Data excerpts.
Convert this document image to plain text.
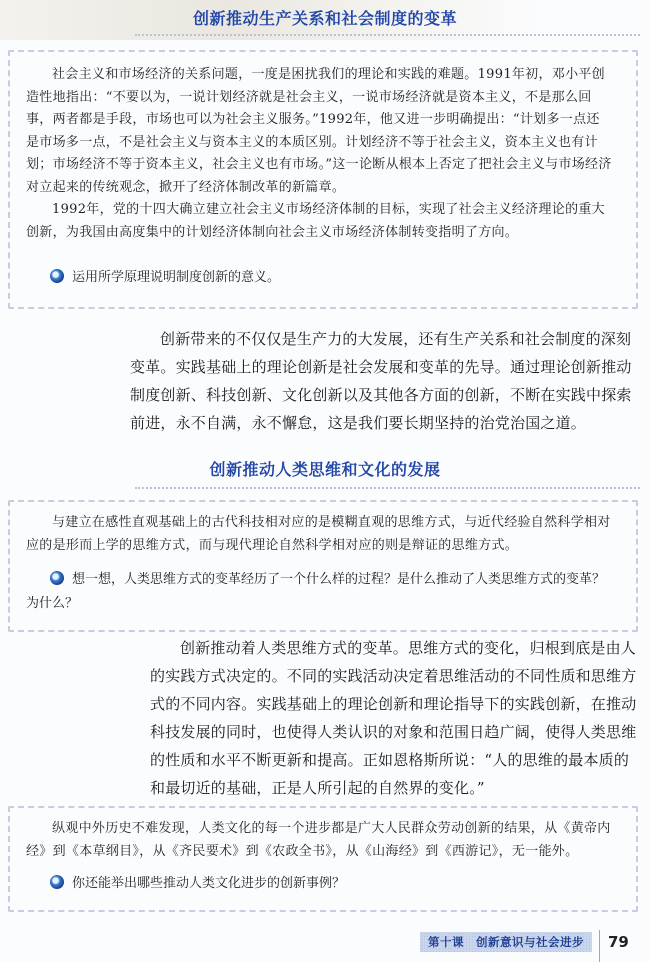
创新推动生产关系和社会制度的变革

社会主义和市场经济的关系问题，一度是困扰我们的理论和实践的难题。1991年初，邓小平创造性地指出：“不要以为，一说计划经济就是社会主义，一说市场经济就是资本主义，不是那么回事，两者都是手段，市场也可以为社会主义服务。”1992年，他又进一步明确提出：“计划多一点还是市场多一点，不是社会主义与资本主义的本质区别。计划经济不等于社会主义，资本主义也有计划；市场经济不等于资本主义，社会主义也有市场。”这一论断从根本上否定了把社会主义与市场经济对立起来的传统观念，掀开了经济体制改革的新篇章。

1992年，党的十四大确立建立社会主义市场经济体制的目标，实现了社会主义经济理论的重大创新，为我国由高度集中的计划经济体制向社会主义市场经济体制转变指明了方向。

运用所学原理说明制度创新的意义。

创新带来的不仅仅是生产力的大发展，还有生产关系和社会制度的深刻变革。实践基础上的理论创新是社会发展和变革的先导。通过理论创新推动制度创新、科技创新、文化创新以及其他各方面的创新，不断在实践中探索前进，永不自满，永不懈怠，这是我们要长期坚持的治党治国之道。

创新推动人类思维和文化的发展

与建立在感性直观基础上的古代科技相对应的是模糊直观的思维方式，与近代经验自然科学相对应的是形而上学的思维方式，而与现代理论自然科学相对应的则是辩证的思维方式。

想一想，人类思维方式的变革经历了一个什么样的过程？是什么推动了人类思维方式的变革？为什么？

创新推动着人类思维方式的变革。思维方式的变化，归根到底是由人的实践方式决定的。不同的实践活动决定着思维活动的不同性质和思维方式的不同内容。实践基础上的理论创新和理论指导下的实践创新，在推动科技发展的同时，也使得人类认识的对象和范围日趋广阔，使得人类思维的性质和水平不断更新和提高。正如恩格斯所说：“人的思维的最本质的和最切近的基础，正是人所引起的自然界的变化。”

纵观中外历史不难发现，人类文化的每一个进步都是广大人民群众劳动创新的结果，从《黄帝内经》到《本草纲目》，从《齐民要术》到《农政全书》，从《山海经》到《西游记》，无一能外。

你还能举出哪些推动人类文化进步的创新事例？
第十课　创新意识与社会进步	79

Given instruction. Pictures don't belong in the copy. Transcribe every record exactly as it appears.

Result below.
Convert this document image to plain text.
创新推动生产关系和社会制度的变革

社会主义和市场经济的关系问题，一度是困扰我们的理论和实践的难题。1991年初，邓小平创造性地指出：“不要以为，一说计划经济就是社会主义，一说市场经济就是资本主义，不是那么回事，两者都是手段，市场也可以为社会主义服务。”1992年，他又进一步明确提出：“计划多一点还是市场多一点，不是社会主义与资本主义的本质区别。计划经济不等于社会主义，资本主义也有计划；市场经济不等于资本主义，社会主义也有市场。”这一论断从根本上否定了把社会主义与市场经济对立起来的传统观念，掀开了经济体制改革的新篇章。

1992年，党的十四大确立建立社会主义市场经济体制的目标，实现了社会主义经济理论的重大创新，为我国由高度集中的计划经济体制向社会主义市场经济体制转变指明了方向。

运用所学原理说明制度创新的意义。

创新带来的不仅仅是生产力的大发展，还有生产关系和社会制度的深刻变革。实践基础上的理论创新是社会发展和变革的先导。通过理论创新推动制度创新、科技创新、文化创新以及其他各方面的创新，不断在实践中探索前进，永不自满，永不懈怠，这是我们要长期坚持的治党治国之道。

创新推动人类思维和文化的发展

与建立在感性直观基础上的古代科技相对应的是模糊直观的思维方式，与近代经验自然科学相对应的是形而上学的思维方式，而与现代理论自然科学相对应的则是辩证的思维方式。

想一想，人类思维方式的变革经历了一个什么样的过程？是什么推动了人类思维方式的变革？为什么？

创新推动着人类思维方式的变革。思维方式的变化，归根到底是由人的实践方式决定的。不同的实践活动决定着思维活动的不同性质和思维方式的不同内容。实践基础上的理论创新和理论指导下的实践创新，在推动科技发展的同时，也使得人类认识的对象和范围日趋广阔，使得人类思维的性质和水平不断更新和提高。正如恩格斯所说：“人的思维的最本质的和最切近的基础，正是人所引起的自然界的变化。”

纵观中外历史不难发现，人类文化的每一个进步都是广大人民群众劳动创新的结果，从《黄帝内经》到《本草纲目》，从《齐民要术》到《农政全书》，从《山海经》到《西游记》，无一能外。

你还能举出哪些推动人类文化进步的创新事例？
第十课　创新意识与社会进步	79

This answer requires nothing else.